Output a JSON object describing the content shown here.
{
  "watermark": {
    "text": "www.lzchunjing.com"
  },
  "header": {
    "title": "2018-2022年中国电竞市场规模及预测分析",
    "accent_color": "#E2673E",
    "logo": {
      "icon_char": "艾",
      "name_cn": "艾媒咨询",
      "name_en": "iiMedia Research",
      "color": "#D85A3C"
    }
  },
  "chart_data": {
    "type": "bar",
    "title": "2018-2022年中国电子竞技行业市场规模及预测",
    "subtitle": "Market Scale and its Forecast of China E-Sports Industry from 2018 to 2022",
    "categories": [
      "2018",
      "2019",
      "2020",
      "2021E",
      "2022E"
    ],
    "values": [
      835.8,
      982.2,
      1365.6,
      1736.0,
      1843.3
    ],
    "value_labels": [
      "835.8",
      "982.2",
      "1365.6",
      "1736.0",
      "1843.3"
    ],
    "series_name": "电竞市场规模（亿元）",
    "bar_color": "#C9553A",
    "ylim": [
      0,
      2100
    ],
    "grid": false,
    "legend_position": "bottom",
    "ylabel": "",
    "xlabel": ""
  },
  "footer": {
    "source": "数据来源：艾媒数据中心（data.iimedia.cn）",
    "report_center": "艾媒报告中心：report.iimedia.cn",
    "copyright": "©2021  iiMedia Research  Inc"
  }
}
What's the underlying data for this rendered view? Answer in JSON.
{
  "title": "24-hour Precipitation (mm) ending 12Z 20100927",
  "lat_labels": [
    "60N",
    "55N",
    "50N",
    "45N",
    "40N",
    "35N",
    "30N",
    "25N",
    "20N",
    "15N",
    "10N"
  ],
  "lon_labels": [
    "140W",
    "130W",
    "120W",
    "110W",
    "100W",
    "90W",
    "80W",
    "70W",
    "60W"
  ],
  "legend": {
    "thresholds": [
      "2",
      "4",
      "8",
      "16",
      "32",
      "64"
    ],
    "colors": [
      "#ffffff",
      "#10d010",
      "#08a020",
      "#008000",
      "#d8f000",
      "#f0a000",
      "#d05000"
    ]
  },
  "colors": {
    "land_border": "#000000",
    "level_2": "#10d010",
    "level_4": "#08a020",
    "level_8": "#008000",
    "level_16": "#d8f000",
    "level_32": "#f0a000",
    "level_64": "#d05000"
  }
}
------------------------
**Goal of the exercise**
Reproduce, word for word, every line starting at the line that contains "What's the underlying" and ending with the final line of the entries.

**Response**
What's the underlying data for this rendered view? Answer in JSON.
{
  "title": "24-hour Precipitation (mm) ending 12Z 20100927",
  "lat_labels": [
    "60N",
    "55N",
    "50N",
    "45N",
    "40N",
    "35N",
    "30N",
    "25N",
    "20N",
    "15N",
    "10N"
  ],
  "lon_labels": [
    "140W",
    "130W",
    "120W",
    "110W",
    "100W",
    "90W",
    "80W",
    "70W",
    "60W"
  ],
  "legend": {
    "thresholds": [
      "2",
      "4",
      "8",
      "16",
      "32",
      "64"
    ],
    "colors": [
      "#ffffff",
      "#10d010",
      "#08a020",
      "#008000",
      "#d8f000",
      "#f0a000",
      "#d05000"
    ]
  },
  "colors": {
    "land_border": "#000000",
    "level_2": "#10d010",
    "level_4": "#08a020",
    "level_8": "#008000",
    "level_16": "#d8f000",
    "level_32": "#f0a000",
    "level_64": "#d05000"
  }
}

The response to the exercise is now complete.